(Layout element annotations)
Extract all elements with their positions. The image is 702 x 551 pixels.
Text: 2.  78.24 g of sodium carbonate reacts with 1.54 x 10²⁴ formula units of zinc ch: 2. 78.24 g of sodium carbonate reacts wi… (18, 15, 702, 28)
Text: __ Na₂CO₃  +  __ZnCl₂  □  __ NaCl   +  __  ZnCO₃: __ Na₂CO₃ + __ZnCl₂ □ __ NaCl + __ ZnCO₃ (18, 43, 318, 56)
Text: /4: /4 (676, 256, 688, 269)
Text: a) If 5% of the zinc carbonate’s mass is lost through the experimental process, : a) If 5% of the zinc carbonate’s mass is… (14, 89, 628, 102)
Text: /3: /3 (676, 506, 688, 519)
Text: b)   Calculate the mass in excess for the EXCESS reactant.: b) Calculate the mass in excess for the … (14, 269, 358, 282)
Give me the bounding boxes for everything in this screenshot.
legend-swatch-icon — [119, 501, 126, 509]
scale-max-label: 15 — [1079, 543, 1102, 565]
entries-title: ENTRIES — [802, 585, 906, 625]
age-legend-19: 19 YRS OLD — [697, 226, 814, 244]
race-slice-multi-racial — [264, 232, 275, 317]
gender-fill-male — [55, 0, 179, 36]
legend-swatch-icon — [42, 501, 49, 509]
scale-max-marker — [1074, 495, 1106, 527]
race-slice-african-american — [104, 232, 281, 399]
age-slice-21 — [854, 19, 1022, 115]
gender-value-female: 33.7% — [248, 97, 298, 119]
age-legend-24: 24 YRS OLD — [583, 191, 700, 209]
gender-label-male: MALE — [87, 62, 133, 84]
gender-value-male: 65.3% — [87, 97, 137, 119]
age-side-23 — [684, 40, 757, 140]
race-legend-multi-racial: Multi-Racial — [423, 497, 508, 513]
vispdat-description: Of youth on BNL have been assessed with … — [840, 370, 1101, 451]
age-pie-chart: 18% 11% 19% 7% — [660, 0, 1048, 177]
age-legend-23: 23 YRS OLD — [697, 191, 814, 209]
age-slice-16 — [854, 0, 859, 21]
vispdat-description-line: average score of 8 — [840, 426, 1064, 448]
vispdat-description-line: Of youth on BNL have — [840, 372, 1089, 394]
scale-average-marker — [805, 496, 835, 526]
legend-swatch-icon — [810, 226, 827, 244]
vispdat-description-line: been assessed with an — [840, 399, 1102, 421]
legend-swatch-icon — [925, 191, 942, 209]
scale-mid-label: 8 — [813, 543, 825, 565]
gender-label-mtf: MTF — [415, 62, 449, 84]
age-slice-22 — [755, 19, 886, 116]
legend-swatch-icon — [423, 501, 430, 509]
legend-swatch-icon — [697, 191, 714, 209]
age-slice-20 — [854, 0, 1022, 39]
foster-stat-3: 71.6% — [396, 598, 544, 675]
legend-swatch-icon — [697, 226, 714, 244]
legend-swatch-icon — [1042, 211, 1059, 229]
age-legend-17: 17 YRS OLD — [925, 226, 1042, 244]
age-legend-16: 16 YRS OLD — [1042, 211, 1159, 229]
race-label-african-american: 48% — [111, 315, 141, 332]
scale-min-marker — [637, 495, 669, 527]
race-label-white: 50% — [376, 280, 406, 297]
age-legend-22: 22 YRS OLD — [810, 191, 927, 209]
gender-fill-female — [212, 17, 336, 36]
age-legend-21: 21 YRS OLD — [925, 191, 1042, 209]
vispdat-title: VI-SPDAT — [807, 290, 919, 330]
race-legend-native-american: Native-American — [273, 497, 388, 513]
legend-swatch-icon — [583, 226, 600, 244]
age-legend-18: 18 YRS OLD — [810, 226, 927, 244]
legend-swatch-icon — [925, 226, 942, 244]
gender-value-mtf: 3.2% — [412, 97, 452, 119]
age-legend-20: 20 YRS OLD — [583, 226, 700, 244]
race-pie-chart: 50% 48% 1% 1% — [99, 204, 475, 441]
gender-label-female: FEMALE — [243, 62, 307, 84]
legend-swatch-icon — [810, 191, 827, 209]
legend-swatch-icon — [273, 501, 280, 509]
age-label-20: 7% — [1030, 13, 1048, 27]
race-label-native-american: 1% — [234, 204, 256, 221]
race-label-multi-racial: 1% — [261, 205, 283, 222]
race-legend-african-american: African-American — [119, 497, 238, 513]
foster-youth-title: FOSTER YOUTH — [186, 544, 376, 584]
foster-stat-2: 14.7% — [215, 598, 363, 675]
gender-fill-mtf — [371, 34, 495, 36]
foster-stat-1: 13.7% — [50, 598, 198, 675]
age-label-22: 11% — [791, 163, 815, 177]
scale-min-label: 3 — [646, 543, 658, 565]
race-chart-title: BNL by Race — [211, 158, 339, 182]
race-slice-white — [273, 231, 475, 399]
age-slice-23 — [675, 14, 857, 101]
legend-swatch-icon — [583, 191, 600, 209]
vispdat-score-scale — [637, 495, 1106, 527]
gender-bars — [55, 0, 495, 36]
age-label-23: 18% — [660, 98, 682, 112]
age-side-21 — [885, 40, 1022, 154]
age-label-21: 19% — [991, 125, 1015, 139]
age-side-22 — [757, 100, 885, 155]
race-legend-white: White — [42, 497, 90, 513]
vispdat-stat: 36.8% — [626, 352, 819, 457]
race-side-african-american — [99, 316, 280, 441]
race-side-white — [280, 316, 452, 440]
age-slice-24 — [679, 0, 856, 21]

» DO THIS:
Reproduce all of the records above word for word.

» OUTPUT OF THE TASK:
Extract all elements with their positions. The image is 702 x 551 pixels.
Text: 2.  78.24 g of sodium carbonate reacts with 1.54 x 10²⁴ formula units of zinc ch: 2. 78.24 g of sodium carbonate reacts wi… (18, 15, 702, 28)
Text: __ Na₂CO₃  +  __ZnCl₂  □  __ NaCl   +  __  ZnCO₃: __ Na₂CO₃ + __ZnCl₂ □ __ NaCl + __ ZnCO₃ (18, 43, 318, 56)
Text: /4: /4 (676, 256, 688, 269)
Text: a) If 5% of the zinc carbonate’s mass is lost through the experimental process, : a) If 5% of the zinc carbonate’s mass is… (14, 89, 628, 102)
Text: /3: /3 (676, 506, 688, 519)
Text: b)   Calculate the mass in excess for the EXCESS reactant.: b) Calculate the mass in excess for the … (14, 269, 358, 282)
Give me the bounding boxes for everything in this screenshot.
legend-swatch-icon — [119, 501, 126, 509]
scale-max-label: 15 — [1079, 543, 1102, 565]
entries-title: ENTRIES — [802, 585, 906, 625]
age-legend-19: 19 YRS OLD — [697, 226, 814, 244]
race-slice-multi-racial — [264, 232, 275, 317]
gender-fill-male — [55, 0, 179, 36]
legend-swatch-icon — [42, 501, 49, 509]
scale-max-marker — [1074, 495, 1106, 527]
race-slice-african-american — [104, 232, 281, 399]
age-slice-21 — [854, 19, 1022, 115]
gender-value-female: 33.7% — [248, 97, 298, 119]
age-legend-24: 24 YRS OLD — [583, 191, 700, 209]
gender-label-male: MALE — [87, 62, 133, 84]
gender-value-male: 65.3% — [87, 97, 137, 119]
age-side-23 — [684, 40, 757, 140]
race-legend-multi-racial: Multi-Racial — [423, 497, 508, 513]
vispdat-description: Of youth on BNL have been assessed with … — [840, 370, 1101, 451]
age-pie-chart: 18% 11% 19% 7% — [660, 0, 1048, 177]
age-legend-23: 23 YRS OLD — [697, 191, 814, 209]
age-slice-16 — [854, 0, 859, 21]
vispdat-description-line: average score of 8 — [840, 426, 1064, 448]
vispdat-description-line: Of youth on BNL have — [840, 372, 1089, 394]
scale-average-marker — [805, 496, 835, 526]
legend-swatch-icon — [810, 226, 827, 244]
vispdat-description-line: been assessed with an — [840, 399, 1102, 421]
legend-swatch-icon — [925, 191, 942, 209]
scale-mid-label: 8 — [813, 543, 825, 565]
gender-label-mtf: MTF — [415, 62, 449, 84]
age-slice-22 — [755, 19, 886, 116]
legend-swatch-icon — [423, 501, 430, 509]
legend-swatch-icon — [697, 191, 714, 209]
age-slice-20 — [854, 0, 1022, 39]
foster-stat-3: 71.6% — [396, 598, 544, 675]
legend-swatch-icon — [697, 226, 714, 244]
legend-swatch-icon — [1042, 211, 1059, 229]
age-legend-17: 17 YRS OLD — [925, 226, 1042, 244]
age-legend-16: 16 YRS OLD — [1042, 211, 1159, 229]
race-label-african-american: 48% — [111, 315, 141, 332]
scale-min-marker — [637, 495, 669, 527]
race-label-white: 50% — [376, 280, 406, 297]
age-legend-22: 22 YRS OLD — [810, 191, 927, 209]
gender-fill-female — [212, 17, 336, 36]
age-legend-21: 21 YRS OLD — [925, 191, 1042, 209]
vispdat-title: VI-SPDAT — [807, 290, 919, 330]
race-legend-native-american: Native-American — [273, 497, 388, 513]
legend-swatch-icon — [583, 226, 600, 244]
age-legend-18: 18 YRS OLD — [810, 226, 927, 244]
legend-swatch-icon — [925, 226, 942, 244]
gender-value-mtf: 3.2% — [412, 97, 452, 119]
age-legend-20: 20 YRS OLD — [583, 226, 700, 244]
race-pie-chart: 50% 48% 1% 1% — [99, 204, 475, 441]
gender-label-female: FEMALE — [243, 62, 307, 84]
legend-swatch-icon — [810, 191, 827, 209]
legend-swatch-icon — [273, 501, 280, 509]
age-label-20: 7% — [1030, 13, 1048, 27]
race-label-native-american: 1% — [234, 204, 256, 221]
race-label-multi-racial: 1% — [261, 205, 283, 222]
race-legend-african-american: African-American — [119, 497, 238, 513]
foster-youth-title: FOSTER YOUTH — [186, 544, 376, 584]
foster-stat-2: 14.7% — [215, 598, 363, 675]
gender-fill-mtf — [371, 34, 495, 36]
foster-stat-1: 13.7% — [50, 598, 198, 675]
age-label-22: 11% — [791, 163, 815, 177]
scale-min-label: 3 — [646, 543, 658, 565]
race-chart-title: BNL by Race — [211, 158, 339, 182]
race-slice-white — [273, 231, 475, 399]
age-slice-23 — [675, 14, 857, 101]
legend-swatch-icon — [583, 191, 600, 209]
vispdat-score-scale — [637, 495, 1106, 527]
gender-bars — [55, 0, 495, 36]
age-label-23: 18% — [660, 98, 682, 112]
age-side-21 — [885, 40, 1022, 154]
age-label-21: 19% — [991, 125, 1015, 139]
age-side-22 — [757, 100, 885, 155]
race-legend-white: White — [42, 497, 90, 513]
vispdat-stat: 36.8% — [626, 352, 819, 457]
race-side-african-american — [99, 316, 280, 441]
race-side-white — [280, 316, 452, 440]
age-slice-24 — [679, 0, 856, 21]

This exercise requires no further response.